--- TEXTO PARA LEER ---

En nuestra travesía a lo largo del curso hay momentos especiales en los que se nos invita a rectificar el rumbo de la nave, a navegar con la mirada atenta en el horizonte, en Dios. Uno de esos momentos es la CUARESMA. Tiempo de renovación personal y de cambio.

Con la celebración del Miércoles de Ceniza, cada uno de los que formamos la Comunidad Educativa del Centro Grial, oímos esa señal de partida con la que se nos invita a orientar nuestra nave, a creer que todo puede ser diferente, que todos estamos llamados a tener un corazón renovado, porque si cada uno de nosotros cambia, el mundo que nos rodea, las relaciones con los demás también empiezan a cambiar.

Cuaresma es hacer un hueco a Dios para que ilumine nuestra vida y hagamos posible un mundo nuevo, una tierra nueva, donde haya más justicia y más amor; un mundo donde hombres y mujeres se ayuden y compartan; donde los débiles no tengan que salir perdiendo; donde surjan palabras de amistad y de unión. Esto es vivir al estilo de Jesús. Esto es lo que deseamos y necesitamos: cambiar nuestro interior, nuestra forma equivocada de vivir, sacar de nosotros todo lo bueno que hay, acercarnos a aquel de quien tal vez nos sentimos alejados y crear lazos de perdón y amistad.

--- REGISTROS DE DATOS ---

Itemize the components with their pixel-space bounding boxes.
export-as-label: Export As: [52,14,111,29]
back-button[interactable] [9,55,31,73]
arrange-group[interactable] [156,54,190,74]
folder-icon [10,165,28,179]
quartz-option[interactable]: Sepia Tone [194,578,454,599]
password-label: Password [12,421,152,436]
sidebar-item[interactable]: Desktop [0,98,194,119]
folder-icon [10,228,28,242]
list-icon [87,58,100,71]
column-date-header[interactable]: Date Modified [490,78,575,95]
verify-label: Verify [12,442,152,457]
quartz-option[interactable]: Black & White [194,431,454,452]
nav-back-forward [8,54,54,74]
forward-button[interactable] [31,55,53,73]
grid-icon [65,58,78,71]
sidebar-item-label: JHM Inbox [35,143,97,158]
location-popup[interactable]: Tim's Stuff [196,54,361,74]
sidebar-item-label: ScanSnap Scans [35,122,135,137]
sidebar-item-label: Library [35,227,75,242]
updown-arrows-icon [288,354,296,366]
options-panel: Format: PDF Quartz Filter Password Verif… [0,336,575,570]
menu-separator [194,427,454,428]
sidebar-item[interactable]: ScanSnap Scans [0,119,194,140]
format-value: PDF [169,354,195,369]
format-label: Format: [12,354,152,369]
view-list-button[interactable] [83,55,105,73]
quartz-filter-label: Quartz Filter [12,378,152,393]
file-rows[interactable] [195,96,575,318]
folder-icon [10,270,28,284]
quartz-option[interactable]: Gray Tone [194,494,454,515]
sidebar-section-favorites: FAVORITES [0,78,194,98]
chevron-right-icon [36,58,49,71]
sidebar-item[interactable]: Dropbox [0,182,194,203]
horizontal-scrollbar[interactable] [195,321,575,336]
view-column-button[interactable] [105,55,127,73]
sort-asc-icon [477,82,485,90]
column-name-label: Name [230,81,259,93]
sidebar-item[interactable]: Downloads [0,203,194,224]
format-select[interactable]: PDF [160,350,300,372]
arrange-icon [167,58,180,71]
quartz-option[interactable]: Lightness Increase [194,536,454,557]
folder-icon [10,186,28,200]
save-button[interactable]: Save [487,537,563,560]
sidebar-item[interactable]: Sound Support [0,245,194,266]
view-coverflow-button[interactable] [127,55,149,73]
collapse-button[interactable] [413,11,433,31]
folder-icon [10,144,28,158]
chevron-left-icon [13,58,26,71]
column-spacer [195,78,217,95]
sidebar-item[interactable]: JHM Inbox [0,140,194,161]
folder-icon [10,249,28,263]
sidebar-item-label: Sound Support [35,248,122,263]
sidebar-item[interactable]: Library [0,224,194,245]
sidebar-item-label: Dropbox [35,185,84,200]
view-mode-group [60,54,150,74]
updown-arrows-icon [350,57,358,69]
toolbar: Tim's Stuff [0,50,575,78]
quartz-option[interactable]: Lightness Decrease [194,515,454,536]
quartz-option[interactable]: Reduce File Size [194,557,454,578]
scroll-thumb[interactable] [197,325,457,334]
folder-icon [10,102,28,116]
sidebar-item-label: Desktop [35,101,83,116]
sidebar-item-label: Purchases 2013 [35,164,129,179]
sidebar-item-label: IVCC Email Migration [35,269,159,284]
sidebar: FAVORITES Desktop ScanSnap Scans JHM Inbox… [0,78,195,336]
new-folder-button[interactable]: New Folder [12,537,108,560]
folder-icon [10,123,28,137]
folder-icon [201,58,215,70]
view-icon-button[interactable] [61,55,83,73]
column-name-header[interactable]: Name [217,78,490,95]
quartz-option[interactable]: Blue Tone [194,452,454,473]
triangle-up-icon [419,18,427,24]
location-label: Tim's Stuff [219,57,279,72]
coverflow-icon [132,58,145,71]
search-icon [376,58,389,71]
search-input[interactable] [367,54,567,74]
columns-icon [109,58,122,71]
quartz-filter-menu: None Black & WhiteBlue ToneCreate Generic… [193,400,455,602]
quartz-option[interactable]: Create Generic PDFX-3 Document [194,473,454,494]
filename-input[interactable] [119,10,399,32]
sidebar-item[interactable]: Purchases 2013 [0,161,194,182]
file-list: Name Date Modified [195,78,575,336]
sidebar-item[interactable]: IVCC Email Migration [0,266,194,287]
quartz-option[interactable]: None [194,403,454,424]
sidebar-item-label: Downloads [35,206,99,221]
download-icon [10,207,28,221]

---

(TRABAJO A REALIZAR): Imprime, por favor, el fragmento del texto sobre la Cuaresma que empieza con las palabras "En nuestra travesía" y termina con "empiezan a cambiar.", sin cambiar nada.

(RESPUESTA DEL EJERCICIO):
En nuestra travesía a lo largo del curso hay momentos especiales en los que se nos invita a rectificar el rumbo de la nave, a navegar con la mirada atenta en el horizonte, en Dios. Uno de esos momentos es la CUARESMA. Tiempo de renovación personal y de cambio.

Con la celebración del Miércoles de Ceniza, cada uno de los que formamos la Comunidad Educativa del Centro Grial, oímos esa señal de partida con la que se nos invita a orientar nuestra nave, a creer que todo puede ser diferente, que todos estamos llamados a tener un corazón renovado, porque si cada uno de nosotros cambia, el mundo que nos rodea, las relaciones con los demás también empiezan a cambiar.